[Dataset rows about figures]
◇ ◇ ◇ ◇

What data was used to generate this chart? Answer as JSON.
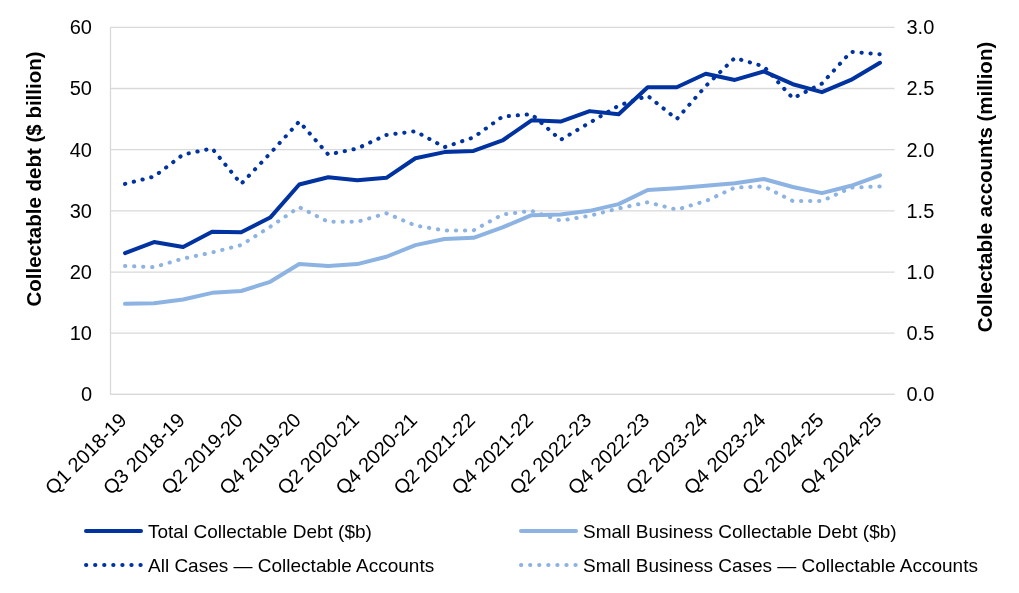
{
  "chart_data": {
    "type": "line",
    "categories": [
      "Q1 2018-19",
      null,
      "Q3 2018-19",
      null,
      "Q2 2019-20",
      null,
      "Q4 2019-20",
      null,
      "Q2 2020-21",
      null,
      "Q4 2020-21",
      null,
      "Q2 2021-22",
      null,
      "Q4 2021-22",
      null,
      "Q2 2022-23",
      null,
      "Q4 2022-23",
      null,
      "Q2 2023-24",
      null,
      "Q4 2023-24",
      null,
      "Q2 2024-25",
      null,
      "Q4 2024-25"
    ],
    "series": [
      {
        "name": "Total Collectable Debt ($b)",
        "color": "#0033a0",
        "values": [
          23.1,
          24.9,
          24.1,
          26.6,
          26.5,
          28.9,
          34.3,
          35.5,
          35.0,
          35.4,
          38.6,
          39.6,
          39.8,
          41.5,
          44.8,
          44.6,
          46.3,
          45.8,
          50.2,
          50.2,
          52.4,
          51.4,
          52.8,
          50.7,
          49.4,
          51.4,
          54.2
        ]
      },
      {
        "name": "Small Business Collectable Debt ($b)",
        "color": "#8db3e2",
        "values": [
          14.8,
          14.9,
          15.5,
          16.6,
          16.9,
          18.4,
          21.3,
          21.0,
          21.3,
          22.5,
          24.4,
          25.4,
          25.6,
          27.3,
          29.3,
          29.4,
          30.0,
          31.1,
          33.4,
          33.7,
          34.1,
          34.5,
          35.2,
          33.9,
          32.9,
          34.1,
          35.8
        ]
      },
      {
        "name": "All Cases — Collectable Accounts",
        "color": "#0033a0",
        "axis": "y2",
        "line_style": "dotted",
        "values": [
          1.72,
          1.78,
          1.96,
          2.01,
          1.72,
          1.97,
          2.23,
          1.96,
          2.01,
          2.12,
          2.15,
          2.02,
          2.1,
          2.27,
          2.29,
          2.08,
          2.22,
          2.36,
          2.44,
          2.25,
          2.52,
          2.75,
          2.68,
          2.42,
          2.54,
          2.8,
          2.78
        ]
      },
      {
        "name": "Small Business Cases — Collectable Accounts",
        "color": "#8db3e2",
        "axis": "y2",
        "line_style": "dotted",
        "values": [
          1.05,
          1.04,
          1.11,
          1.16,
          1.22,
          1.37,
          1.53,
          1.41,
          1.41,
          1.48,
          1.38,
          1.34,
          1.34,
          1.47,
          1.5,
          1.42,
          1.46,
          1.52,
          1.57,
          1.51,
          1.58,
          1.69,
          1.7,
          1.58,
          1.58,
          1.69,
          1.7
        ]
      }
    ],
    "ylabel": "Collectable debt ($ billion)",
    "y2label": "Collectable accounts (million)",
    "ylim": [
      0,
      60
    ],
    "yticks": [
      0,
      10,
      20,
      30,
      40,
      50,
      60
    ],
    "y2lim": [
      0,
      3
    ],
    "y2ticks": [
      {
        "value": 0,
        "label": "0.0"
      },
      {
        "value": 0.5,
        "label": "0.5"
      },
      {
        "value": 1,
        "label": "1.0"
      },
      {
        "value": 1.5,
        "label": "1.5"
      },
      {
        "value": 2,
        "label": "2.0"
      },
      {
        "value": 2.5,
        "label": "2.5"
      },
      {
        "value": 3,
        "label": "3.0"
      }
    ],
    "grid": "y",
    "legend": "bottom"
  }
}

◇ ◇ ◇ ◇

# [Brief]
Output the entries above exactly. Drop the pictures.

# [Answer in full]
What data was used to generate this chart? Answer as JSON.
{
  "chart_data": {
    "type": "line",
    "categories": [
      "Q1 2018-19",
      null,
      "Q3 2018-19",
      null,
      "Q2 2019-20",
      null,
      "Q4 2019-20",
      null,
      "Q2 2020-21",
      null,
      "Q4 2020-21",
      null,
      "Q2 2021-22",
      null,
      "Q4 2021-22",
      null,
      "Q2 2022-23",
      null,
      "Q4 2022-23",
      null,
      "Q2 2023-24",
      null,
      "Q4 2023-24",
      null,
      "Q2 2024-25",
      null,
      "Q4 2024-25"
    ],
    "series": [
      {
        "name": "Total Collectable Debt ($b)",
        "color": "#0033a0",
        "values": [
          23.1,
          24.9,
          24.1,
          26.6,
          26.5,
          28.9,
          34.3,
          35.5,
          35.0,
          35.4,
          38.6,
          39.6,
          39.8,
          41.5,
          44.8,
          44.6,
          46.3,
          45.8,
          50.2,
          50.2,
          52.4,
          51.4,
          52.8,
          50.7,
          49.4,
          51.4,
          54.2
        ]
      },
      {
        "name": "Small Business Collectable Debt ($b)",
        "color": "#8db3e2",
        "values": [
          14.8,
          14.9,
          15.5,
          16.6,
          16.9,
          18.4,
          21.3,
          21.0,
          21.3,
          22.5,
          24.4,
          25.4,
          25.6,
          27.3,
          29.3,
          29.4,
          30.0,
          31.1,
          33.4,
          33.7,
          34.1,
          34.5,
          35.2,
          33.9,
          32.9,
          34.1,
          35.8
        ]
      },
      {
        "name": "All Cases — Collectable Accounts",
        "color": "#0033a0",
        "axis": "y2",
        "line_style": "dotted",
        "values": [
          1.72,
          1.78,
          1.96,
          2.01,
          1.72,
          1.97,
          2.23,
          1.96,
          2.01,
          2.12,
          2.15,
          2.02,
          2.1,
          2.27,
          2.29,
          2.08,
          2.22,
          2.36,
          2.44,
          2.25,
          2.52,
          2.75,
          2.68,
          2.42,
          2.54,
          2.8,
          2.78
        ]
      },
      {
        "name": "Small Business Cases — Collectable Accounts",
        "color": "#8db3e2",
        "axis": "y2",
        "line_style": "dotted",
        "values": [
          1.05,
          1.04,
          1.11,
          1.16,
          1.22,
          1.37,
          1.53,
          1.41,
          1.41,
          1.48,
          1.38,
          1.34,
          1.34,
          1.47,
          1.5,
          1.42,
          1.46,
          1.52,
          1.57,
          1.51,
          1.58,
          1.69,
          1.7,
          1.58,
          1.58,
          1.69,
          1.7
        ]
      }
    ],
    "ylabel": "Collectable debt ($ billion)",
    "y2label": "Collectable accounts (million)",
    "ylim": [
      0,
      60
    ],
    "yticks": [
      0,
      10,
      20,
      30,
      40,
      50,
      60
    ],
    "y2lim": [
      0,
      3
    ],
    "y2ticks": [
      {
        "value": 0,
        "label": "0.0"
      },
      {
        "value": 0.5,
        "label": "0.5"
      },
      {
        "value": 1,
        "label": "1.0"
      },
      {
        "value": 1.5,
        "label": "1.5"
      },
      {
        "value": 2,
        "label": "2.0"
      },
      {
        "value": 2.5,
        "label": "2.5"
      },
      {
        "value": 3,
        "label": "3.0"
      }
    ],
    "grid": "y",
    "legend": "bottom"
  }
}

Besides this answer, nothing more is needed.